▶ [What the task asks]: Please print all of the material below, word for word.

----

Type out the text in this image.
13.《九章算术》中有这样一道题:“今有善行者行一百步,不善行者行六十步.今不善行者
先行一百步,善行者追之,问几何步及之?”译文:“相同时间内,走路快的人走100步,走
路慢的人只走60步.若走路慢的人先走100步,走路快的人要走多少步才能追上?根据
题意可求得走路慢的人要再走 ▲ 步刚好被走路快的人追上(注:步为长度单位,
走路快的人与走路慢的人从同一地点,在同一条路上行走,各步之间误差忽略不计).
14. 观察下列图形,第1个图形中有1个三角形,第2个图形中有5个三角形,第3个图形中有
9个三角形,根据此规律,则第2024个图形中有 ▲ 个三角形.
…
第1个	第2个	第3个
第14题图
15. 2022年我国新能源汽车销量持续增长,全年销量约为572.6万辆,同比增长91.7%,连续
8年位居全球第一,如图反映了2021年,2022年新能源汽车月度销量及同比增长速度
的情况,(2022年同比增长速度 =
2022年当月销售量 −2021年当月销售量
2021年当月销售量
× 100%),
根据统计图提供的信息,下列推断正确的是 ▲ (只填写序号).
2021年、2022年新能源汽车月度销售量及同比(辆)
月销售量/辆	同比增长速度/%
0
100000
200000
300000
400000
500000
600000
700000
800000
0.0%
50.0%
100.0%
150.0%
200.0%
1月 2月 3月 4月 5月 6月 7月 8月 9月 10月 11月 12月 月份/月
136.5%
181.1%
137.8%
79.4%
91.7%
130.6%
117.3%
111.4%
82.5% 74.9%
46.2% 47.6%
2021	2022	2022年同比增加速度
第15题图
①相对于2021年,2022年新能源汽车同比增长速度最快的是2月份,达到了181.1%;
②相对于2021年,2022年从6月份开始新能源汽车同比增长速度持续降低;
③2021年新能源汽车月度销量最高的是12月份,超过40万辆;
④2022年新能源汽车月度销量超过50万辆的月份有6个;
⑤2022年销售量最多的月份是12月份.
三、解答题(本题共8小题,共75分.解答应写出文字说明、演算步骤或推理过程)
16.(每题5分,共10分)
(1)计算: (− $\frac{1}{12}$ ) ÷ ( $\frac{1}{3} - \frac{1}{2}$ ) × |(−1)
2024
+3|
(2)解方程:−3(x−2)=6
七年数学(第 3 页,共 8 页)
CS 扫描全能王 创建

----

▶ [Complete response]:
Type out the text in this image.
13.《九章算术》中有这样一道题:“今有善行者行一百步,不善行者行六十步.今不善行者
先行一百步,善行者追之,问几何步及之?”译文:“相同时间内,走路快的人走100步,走
路慢的人只走60步.若走路慢的人先走100步,走路快的人要走多少步才能追上?根据
题意可求得走路慢的人要再走 ▲ 步刚好被走路快的人追上(注:步为长度单位,
走路快的人与走路慢的人从同一地点,在同一条路上行走,各步之间误差忽略不计).
14. 观察下列图形,第1个图形中有1个三角形,第2个图形中有5个三角形,第3个图形中有
9个三角形,根据此规律,则第2024个图形中有 ▲ 个三角形.
…
第1个	第2个	第3个
第14题图
15. 2022年我国新能源汽车销量持续增长,全年销量约为572.6万辆,同比增长91.7%,连续
8年位居全球第一,如图反映了2021年,2022年新能源汽车月度销量及同比增长速度
的情况,(2022年同比增长速度 =
2022年当月销售量 −2021年当月销售量
2021年当月销售量
× 100%),
根据统计图提供的信息,下列推断正确的是 ▲ (只填写序号).
2021年、2022年新能源汽车月度销售量及同比(辆)
月销售量/辆	同比增长速度/%
0
100000
200000
300000
400000
500000
600000
700000
800000
0.0%
50.0%
100.0%
150.0%
200.0%
1月 2月 3月 4月 5月 6月 7月 8月 9月 10月 11月 12月 月份/月
136.5%
181.1%
137.8%
79.4%
91.7%
130.6%
117.3%
111.4%
82.5% 74.9%
46.2% 47.6%
2021	2022	2022年同比增加速度
第15题图
①相对于2021年,2022年新能源汽车同比增长速度最快的是2月份,达到了181.1%;
②相对于2021年,2022年从6月份开始新能源汽车同比增长速度持续降低;
③2021年新能源汽车月度销量最高的是12月份,超过40万辆;
④2022年新能源汽车月度销量超过50万辆的月份有6个;
⑤2022年销售量最多的月份是12月份.
三、解答题(本题共8小题,共75分.解答应写出文字说明、演算步骤或推理过程)
16.(每题5分,共10分)
(1)计算: (− $\frac{1}{12}$ ) ÷ ( $\frac{1}{3} - \frac{1}{2}$ ) × |(−1)
2024
+3|
(2)解方程:−3(x−2)=6
七年数学(第 3 页,共 8 页)
CS 扫描全能王 创建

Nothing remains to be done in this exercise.